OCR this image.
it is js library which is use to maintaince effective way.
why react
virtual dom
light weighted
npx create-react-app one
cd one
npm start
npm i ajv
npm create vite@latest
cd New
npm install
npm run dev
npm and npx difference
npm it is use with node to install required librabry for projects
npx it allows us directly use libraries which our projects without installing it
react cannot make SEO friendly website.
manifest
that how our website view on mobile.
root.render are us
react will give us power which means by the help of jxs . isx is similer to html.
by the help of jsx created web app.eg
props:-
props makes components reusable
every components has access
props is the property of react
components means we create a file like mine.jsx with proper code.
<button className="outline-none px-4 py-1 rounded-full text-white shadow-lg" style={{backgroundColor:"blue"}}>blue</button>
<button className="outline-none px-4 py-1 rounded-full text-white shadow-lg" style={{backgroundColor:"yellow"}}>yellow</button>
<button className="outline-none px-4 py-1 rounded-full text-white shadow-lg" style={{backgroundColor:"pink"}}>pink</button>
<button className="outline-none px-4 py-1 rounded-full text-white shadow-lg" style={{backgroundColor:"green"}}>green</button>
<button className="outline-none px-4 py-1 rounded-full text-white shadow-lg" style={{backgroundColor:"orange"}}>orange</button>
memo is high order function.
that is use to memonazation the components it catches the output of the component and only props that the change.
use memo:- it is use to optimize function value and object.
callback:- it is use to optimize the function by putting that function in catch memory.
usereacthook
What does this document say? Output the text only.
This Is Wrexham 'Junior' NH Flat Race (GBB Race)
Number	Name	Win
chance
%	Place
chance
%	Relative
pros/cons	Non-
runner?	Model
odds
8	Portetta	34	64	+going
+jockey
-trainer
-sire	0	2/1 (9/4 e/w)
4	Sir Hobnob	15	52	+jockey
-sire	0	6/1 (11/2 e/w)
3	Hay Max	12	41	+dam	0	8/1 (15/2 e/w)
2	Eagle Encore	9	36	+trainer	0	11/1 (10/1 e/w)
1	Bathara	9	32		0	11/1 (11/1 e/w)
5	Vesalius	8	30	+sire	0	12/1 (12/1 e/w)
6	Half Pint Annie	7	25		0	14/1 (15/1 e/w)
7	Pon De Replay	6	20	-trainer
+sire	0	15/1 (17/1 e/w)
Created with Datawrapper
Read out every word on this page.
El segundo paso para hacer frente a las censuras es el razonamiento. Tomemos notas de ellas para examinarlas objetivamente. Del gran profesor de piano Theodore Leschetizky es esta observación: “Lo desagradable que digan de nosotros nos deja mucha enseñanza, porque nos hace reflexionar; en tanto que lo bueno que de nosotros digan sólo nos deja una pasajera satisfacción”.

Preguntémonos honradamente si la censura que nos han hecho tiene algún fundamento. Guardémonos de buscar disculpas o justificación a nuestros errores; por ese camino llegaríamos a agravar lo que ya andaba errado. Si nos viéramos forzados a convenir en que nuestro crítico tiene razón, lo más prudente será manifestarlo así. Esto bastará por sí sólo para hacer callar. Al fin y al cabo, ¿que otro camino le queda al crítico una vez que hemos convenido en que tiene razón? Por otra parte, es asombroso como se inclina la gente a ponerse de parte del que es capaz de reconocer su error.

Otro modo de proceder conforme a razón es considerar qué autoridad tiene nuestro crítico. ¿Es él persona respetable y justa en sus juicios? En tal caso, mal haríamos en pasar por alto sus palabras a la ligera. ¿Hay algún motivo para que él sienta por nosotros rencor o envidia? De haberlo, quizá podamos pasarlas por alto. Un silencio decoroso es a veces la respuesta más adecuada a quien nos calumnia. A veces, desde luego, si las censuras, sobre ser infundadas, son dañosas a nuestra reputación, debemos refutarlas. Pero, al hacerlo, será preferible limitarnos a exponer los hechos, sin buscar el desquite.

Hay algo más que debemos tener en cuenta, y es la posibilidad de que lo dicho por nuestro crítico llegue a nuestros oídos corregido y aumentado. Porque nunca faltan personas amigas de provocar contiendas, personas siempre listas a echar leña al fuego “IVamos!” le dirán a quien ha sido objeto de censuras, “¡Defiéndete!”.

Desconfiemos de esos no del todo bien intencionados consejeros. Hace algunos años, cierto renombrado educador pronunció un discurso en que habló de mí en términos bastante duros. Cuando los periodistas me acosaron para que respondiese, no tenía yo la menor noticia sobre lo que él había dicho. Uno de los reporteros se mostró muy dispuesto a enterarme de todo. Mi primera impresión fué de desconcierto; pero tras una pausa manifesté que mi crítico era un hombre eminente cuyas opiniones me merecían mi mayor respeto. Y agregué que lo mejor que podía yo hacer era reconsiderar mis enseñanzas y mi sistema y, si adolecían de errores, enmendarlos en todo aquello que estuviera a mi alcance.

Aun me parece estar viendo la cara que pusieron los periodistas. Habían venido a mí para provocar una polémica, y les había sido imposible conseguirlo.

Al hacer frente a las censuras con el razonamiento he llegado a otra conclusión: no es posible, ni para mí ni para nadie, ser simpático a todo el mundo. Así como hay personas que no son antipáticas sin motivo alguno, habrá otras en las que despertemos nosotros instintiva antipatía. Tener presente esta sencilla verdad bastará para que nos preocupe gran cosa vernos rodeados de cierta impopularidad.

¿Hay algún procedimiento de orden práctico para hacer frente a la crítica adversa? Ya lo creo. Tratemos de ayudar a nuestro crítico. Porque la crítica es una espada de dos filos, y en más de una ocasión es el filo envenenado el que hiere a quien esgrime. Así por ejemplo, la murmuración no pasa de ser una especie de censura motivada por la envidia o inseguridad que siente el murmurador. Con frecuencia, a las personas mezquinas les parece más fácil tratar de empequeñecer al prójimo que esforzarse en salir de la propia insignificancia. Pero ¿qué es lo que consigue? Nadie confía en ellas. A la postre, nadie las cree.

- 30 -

● **EXERCISE OBJECTIVE**
In the records above, find each line with the word "motivo" and copy it.

● **RESPONSE BELOW**
Otro modo de proceder conforme a razón es considerar qué autoridad tiene nuestro crítico. ¿Es él persona respetable y justa en sus juicios? En tal caso, mal haríamos en pasar por alto sus palabras a la ligera. ¿Hay algún motivo para que él sienta por nosotros rencor o envidia? De haberlo, quizá podamos pasarlas por alto. Un silencio decoroso es a veces la respuesta más adecuada a quien nos calumnia. A veces, desde luego, si las censuras, sobre ser infundadas, son dañosas a nuestra reputación, debemos refutarlas. Pero, al hacerlo, será preferible limitarnos a exponer los hechos, sin buscar el desquite.
Al hacer frente a las censuras con el razonamiento he llegado a otra conclusión: no es posible, ni para mí ni para nadie, ser simpático a todo el mundo. Así como hay personas que no son antipáticas sin motivo alguno, habrá otras en las que despertemos nosotros instintiva antipatía. Tener presente esta sencilla verdad bastará para que nos preocupe gran cosa vernos rodeados de cierta impopularidad.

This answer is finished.